- **WHAT IS EXPECTED**:
The records underneath are to be repeated exactly, with the pictures left out.
▼▼▼
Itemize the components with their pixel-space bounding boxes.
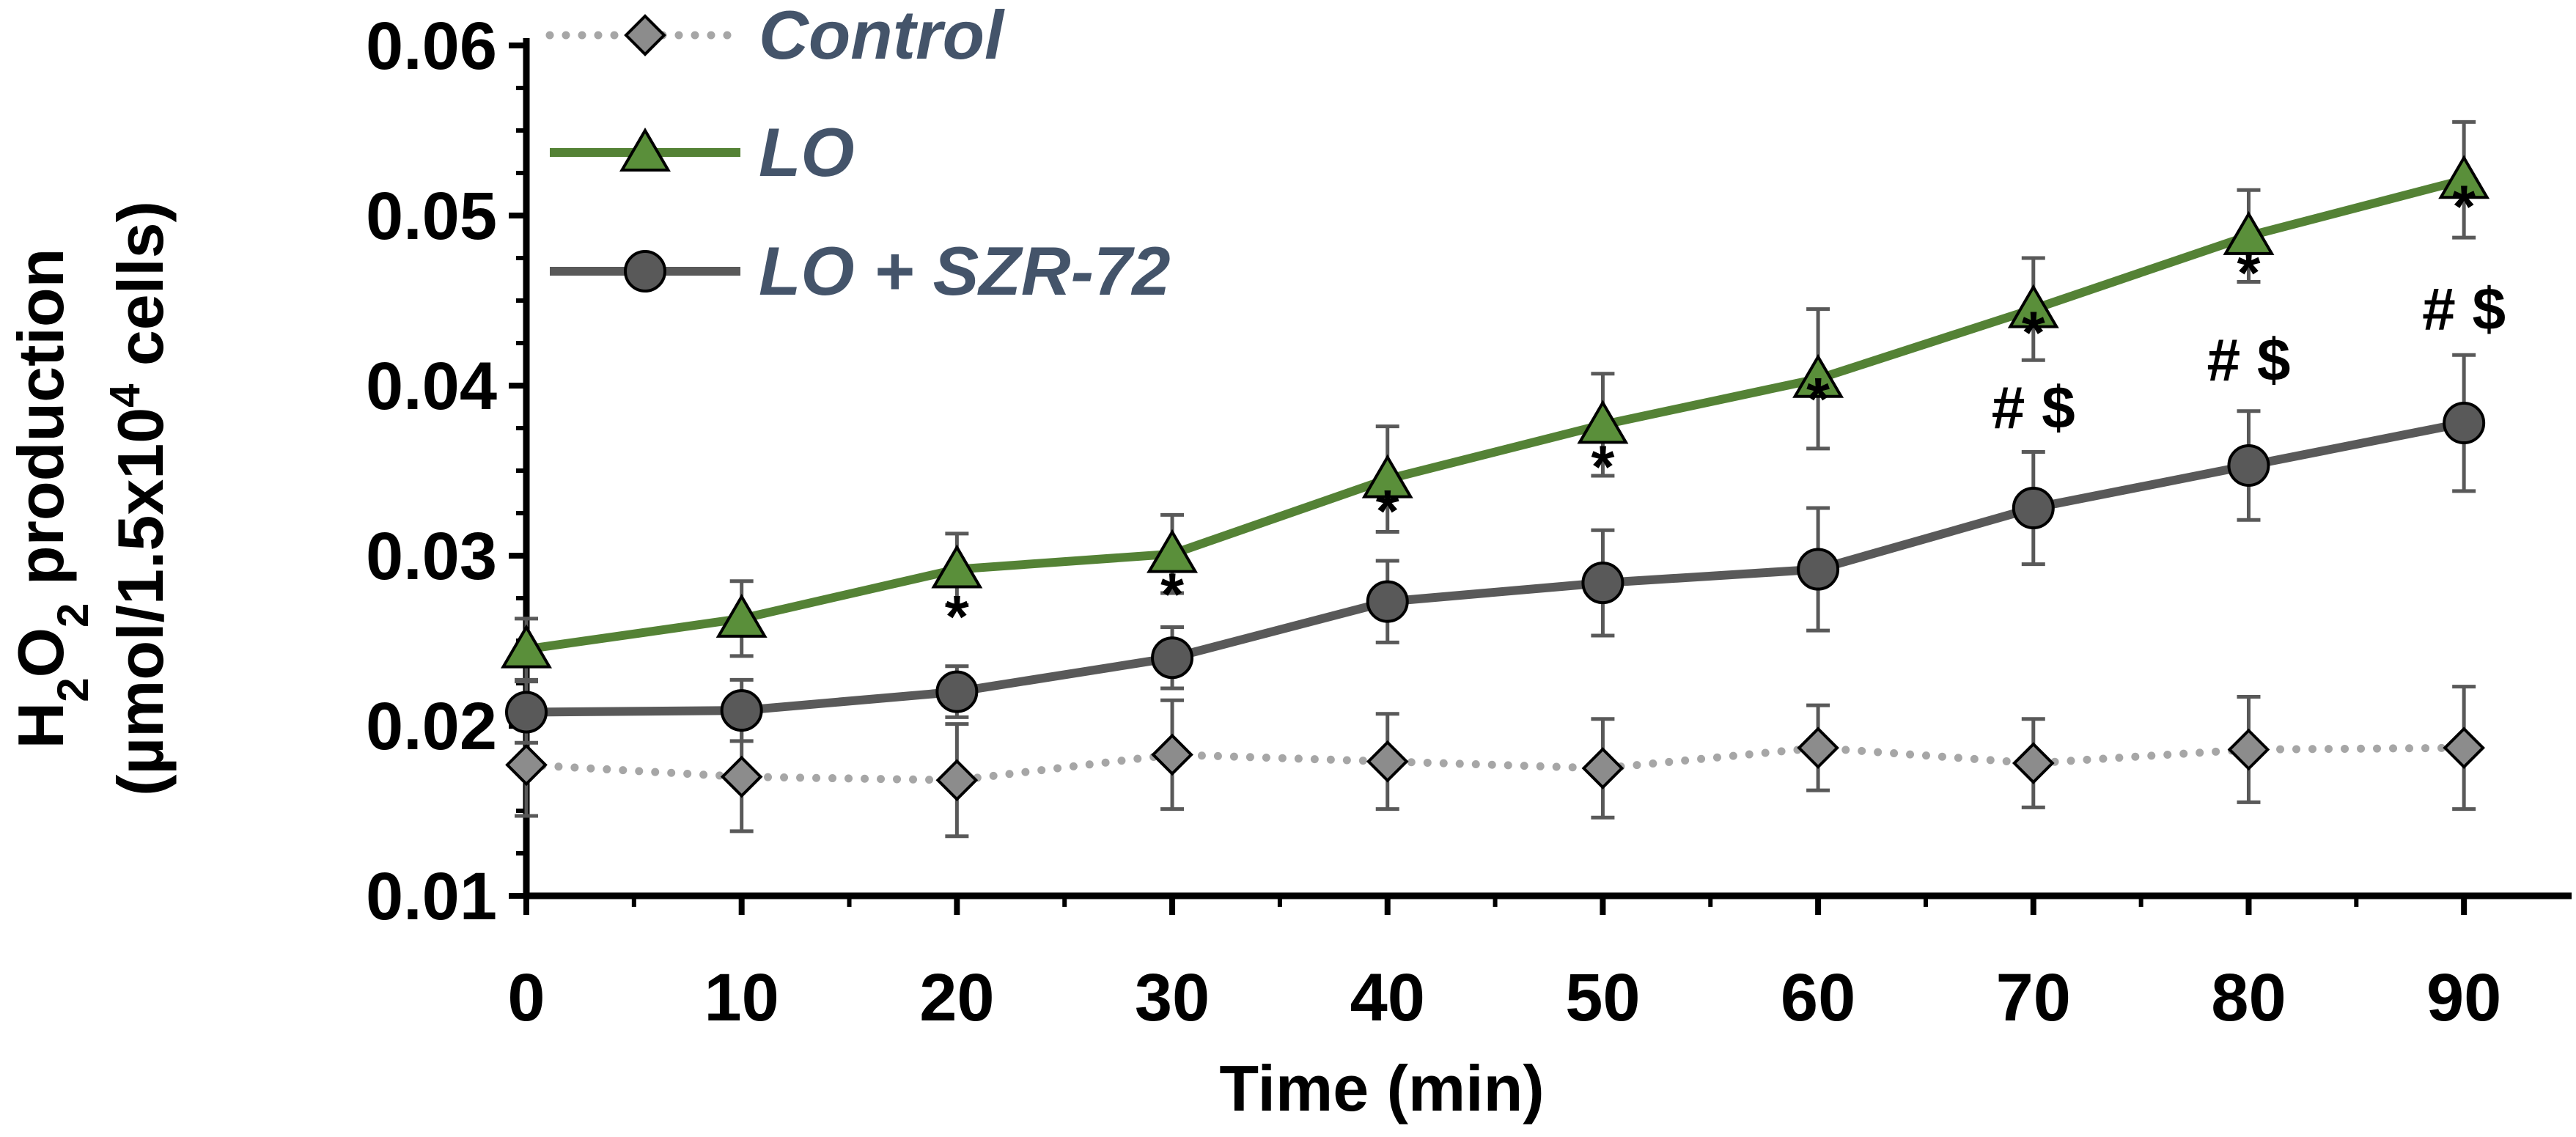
y-title-sub-2a: 2 xyxy=(48,677,97,702)
legend-item-lo-szr-72: LO + SZR-72 xyxy=(550,232,1171,309)
data-point xyxy=(1797,548,1840,591)
y-tick-label: 0.06 xyxy=(366,9,497,84)
data-point xyxy=(1151,636,1194,680)
legend-item-lo: LO xyxy=(550,114,855,191)
legend-marker xyxy=(619,128,671,172)
significance-asterisk: * xyxy=(1806,366,1830,433)
x-tick-label: 10 xyxy=(704,960,779,1035)
data-point xyxy=(2012,742,2055,784)
x-tick-label: 90 xyxy=(2426,960,2501,1035)
data-point xyxy=(720,689,763,732)
legend-marker xyxy=(624,250,666,292)
x-tick-label: 70 xyxy=(1996,960,2071,1035)
series-line xyxy=(526,419,2465,717)
y-title-h: H xyxy=(4,702,77,749)
significance-asterisk: * xyxy=(1591,434,1614,501)
y-axis-title-line2: (µmol/1.5x104 cells) xyxy=(101,201,177,796)
data-point xyxy=(715,593,768,638)
data-point xyxy=(1366,580,1409,623)
data-point xyxy=(1792,353,1844,398)
y-title-cells: cells) xyxy=(104,201,177,383)
x-tick-label: 20 xyxy=(919,960,994,1035)
significance-asterisk: * xyxy=(945,584,968,650)
series-lo-szr-72 xyxy=(505,353,2486,745)
legend-label: LO xyxy=(759,114,855,191)
y-tick-label: 0.02 xyxy=(366,689,497,764)
data-point xyxy=(1147,529,1199,573)
data-point xyxy=(1581,562,1624,605)
legend-label: LO + SZR-72 xyxy=(759,232,1171,309)
x-axis-title: Time (min) xyxy=(1219,1052,1544,1125)
significance-asterisk: * xyxy=(2022,300,2045,367)
y-title-sup-4: 4 xyxy=(101,384,149,408)
data-point xyxy=(931,544,983,589)
y-tick-label: 0.04 xyxy=(366,349,497,424)
legend-item-control: Control xyxy=(545,0,1005,73)
series-line xyxy=(526,175,2465,654)
series-layer xyxy=(501,119,2490,839)
significance-asterisk: * xyxy=(2237,240,2261,307)
y-title-o: O xyxy=(4,628,77,677)
significance-asterisk: * xyxy=(2452,174,2476,240)
x-tick-label: 50 xyxy=(1565,960,1640,1035)
data-point xyxy=(2443,402,2486,445)
x-tick-label: 0 xyxy=(507,960,545,1035)
data-point xyxy=(1366,740,1409,783)
legend: Control LO LO + SZR-72 xyxy=(545,0,1171,309)
annotations-layer: * * * * * * * * # $ # $ # $ xyxy=(945,174,2506,650)
data-point xyxy=(935,759,979,802)
y-tick-label: 0.05 xyxy=(366,179,497,254)
series-line xyxy=(522,743,2468,784)
data-point xyxy=(505,691,548,734)
data-point xyxy=(2007,284,2059,328)
significance-asterisk: * xyxy=(1376,479,1399,545)
data-point xyxy=(2443,726,2485,769)
data-point xyxy=(1797,726,1839,769)
data-point xyxy=(1361,454,1413,498)
data-point xyxy=(2227,444,2270,487)
y-title-sub-2b: 2 xyxy=(48,603,97,628)
y-tick-label: 0.01 xyxy=(366,859,497,934)
data-point xyxy=(2223,210,2275,255)
series-lo xyxy=(501,119,2490,682)
y-title-production: production xyxy=(4,249,77,603)
data-point xyxy=(505,743,548,787)
y-axis-title-line1: H2O2 production xyxy=(4,249,97,749)
x-tick-label: 40 xyxy=(1350,960,1425,1035)
x-tick-label: 60 xyxy=(1781,960,1855,1035)
data-point xyxy=(1581,747,1624,790)
data-point xyxy=(2438,155,2490,199)
significance-hash-dollar: # $ xyxy=(2422,276,2506,342)
x-tick-label: 30 xyxy=(1135,960,1210,1035)
data-point xyxy=(720,755,763,798)
data-point xyxy=(935,670,979,713)
significance-hash-dollar: # $ xyxy=(2207,327,2290,394)
x-tick-label: 80 xyxy=(2211,960,2286,1035)
legend-marker xyxy=(624,14,666,56)
axes: 0.01 0.02 0.03 0.04 0.05 0.06 0 10 20 30 40 50 60 70 8… xyxy=(366,9,2572,1035)
legend-label: Control xyxy=(759,0,1005,73)
series-control xyxy=(505,685,2485,839)
data-point xyxy=(2012,487,2055,530)
data-point xyxy=(501,624,552,669)
data-point xyxy=(1151,733,1193,776)
data-point xyxy=(1577,400,1629,444)
significance-asterisk: * xyxy=(1160,562,1184,628)
y-tick-label: 0.03 xyxy=(366,519,497,594)
data-point xyxy=(2227,728,2270,771)
y-title-units: (µmol/1.5x10 xyxy=(104,408,177,796)
y-axis-title: H2O2 production (µmol/1.5x104 cells) xyxy=(4,201,177,796)
significance-hash-dollar: # $ xyxy=(1992,375,2075,441)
▲▲▲
- **REPLY TO THE TASK**:
Itemize the components with their pixel-space bounding boxes.
y-title-sub-2a: 2 xyxy=(48,677,97,702)
legend-item-lo-szr-72: LO + SZR-72 xyxy=(550,232,1171,309)
data-point xyxy=(1797,548,1840,591)
y-tick-label: 0.06 xyxy=(366,9,497,84)
data-point xyxy=(1151,636,1194,680)
legend-item-lo: LO xyxy=(550,114,855,191)
legend-marker xyxy=(619,128,671,172)
significance-asterisk: * xyxy=(1806,366,1830,433)
x-tick-label: 10 xyxy=(704,960,779,1035)
data-point xyxy=(2012,742,2055,784)
x-tick-label: 90 xyxy=(2426,960,2501,1035)
data-point xyxy=(720,689,763,732)
legend-marker xyxy=(624,250,666,292)
x-tick-label: 70 xyxy=(1996,960,2071,1035)
series-line xyxy=(526,419,2465,717)
y-title-h: H xyxy=(4,702,77,749)
significance-asterisk: * xyxy=(1591,434,1614,501)
y-axis-title-line2: (µmol/1.5x104 cells) xyxy=(101,201,177,796)
data-point xyxy=(715,593,768,638)
data-point xyxy=(1366,580,1409,623)
data-point xyxy=(1792,353,1844,398)
y-title-cells: cells) xyxy=(104,201,177,383)
x-tick-label: 20 xyxy=(919,960,994,1035)
significance-asterisk: * xyxy=(945,584,968,650)
series-lo-szr-72 xyxy=(505,353,2486,745)
legend-label: LO xyxy=(759,114,855,191)
y-tick-label: 0.02 xyxy=(366,689,497,764)
data-point xyxy=(1147,529,1199,573)
data-point xyxy=(1581,562,1624,605)
legend-label: LO + SZR-72 xyxy=(759,232,1171,309)
x-axis-title: Time (min) xyxy=(1219,1052,1544,1125)
significance-asterisk: * xyxy=(2022,300,2045,367)
y-title-sup-4: 4 xyxy=(101,384,149,408)
data-point xyxy=(931,544,983,589)
y-tick-label: 0.04 xyxy=(366,349,497,424)
legend-item-control: Control xyxy=(545,0,1005,73)
series-line xyxy=(526,175,2465,654)
series-layer xyxy=(501,119,2490,839)
significance-asterisk: * xyxy=(2237,240,2261,307)
y-title-o: O xyxy=(4,628,77,677)
significance-asterisk: * xyxy=(2452,174,2476,240)
x-tick-label: 50 xyxy=(1565,960,1640,1035)
data-point xyxy=(2443,402,2486,445)
x-tick-label: 0 xyxy=(507,960,545,1035)
data-point xyxy=(1366,740,1409,783)
legend: Control LO LO + SZR-72 xyxy=(545,0,1171,309)
annotations-layer: * * * * * * * * # $ # $ # $ xyxy=(945,174,2506,650)
data-point xyxy=(935,759,979,802)
y-tick-label: 0.05 xyxy=(366,179,497,254)
series-line xyxy=(522,743,2468,784)
data-point xyxy=(505,691,548,734)
data-point xyxy=(2007,284,2059,328)
significance-asterisk: * xyxy=(1376,479,1399,545)
data-point xyxy=(2443,726,2485,769)
data-point xyxy=(1797,726,1839,769)
data-point xyxy=(1361,454,1413,498)
data-point xyxy=(2227,444,2270,487)
y-title-sub-2b: 2 xyxy=(48,603,97,628)
y-tick-label: 0.01 xyxy=(366,859,497,934)
data-point xyxy=(2223,210,2275,255)
series-lo xyxy=(501,119,2490,682)
y-title-production: production xyxy=(4,249,77,603)
data-point xyxy=(505,743,548,787)
y-axis-title-line1: H2O2 production xyxy=(4,249,97,749)
x-tick-label: 40 xyxy=(1350,960,1425,1035)
x-tick-label: 60 xyxy=(1781,960,1855,1035)
data-point xyxy=(1581,747,1624,790)
data-point xyxy=(2438,155,2490,199)
significance-hash-dollar: # $ xyxy=(2422,276,2506,342)
x-tick-label: 30 xyxy=(1135,960,1210,1035)
data-point xyxy=(720,755,763,798)
data-point xyxy=(935,670,979,713)
significance-hash-dollar: # $ xyxy=(2207,327,2290,394)
x-tick-label: 80 xyxy=(2211,960,2286,1035)
legend-marker xyxy=(624,14,666,56)
axes: 0.01 0.02 0.03 0.04 0.05 0.06 0 10 20 30 40 50 60 70 8… xyxy=(366,9,2572,1035)
legend-label: Control xyxy=(759,0,1005,73)
series-control xyxy=(505,685,2485,839)
data-point xyxy=(2012,487,2055,530)
data-point xyxy=(501,624,552,669)
data-point xyxy=(1151,733,1193,776)
data-point xyxy=(1577,400,1629,444)
significance-asterisk: * xyxy=(1160,562,1184,628)
y-tick-label: 0.03 xyxy=(366,519,497,594)
data-point xyxy=(2227,728,2270,771)
y-title-units: (µmol/1.5x10 xyxy=(104,408,177,796)
y-axis-title: H2O2 production (µmol/1.5x104 cells) xyxy=(4,201,177,796)
significance-hash-dollar: # $ xyxy=(1992,375,2075,441)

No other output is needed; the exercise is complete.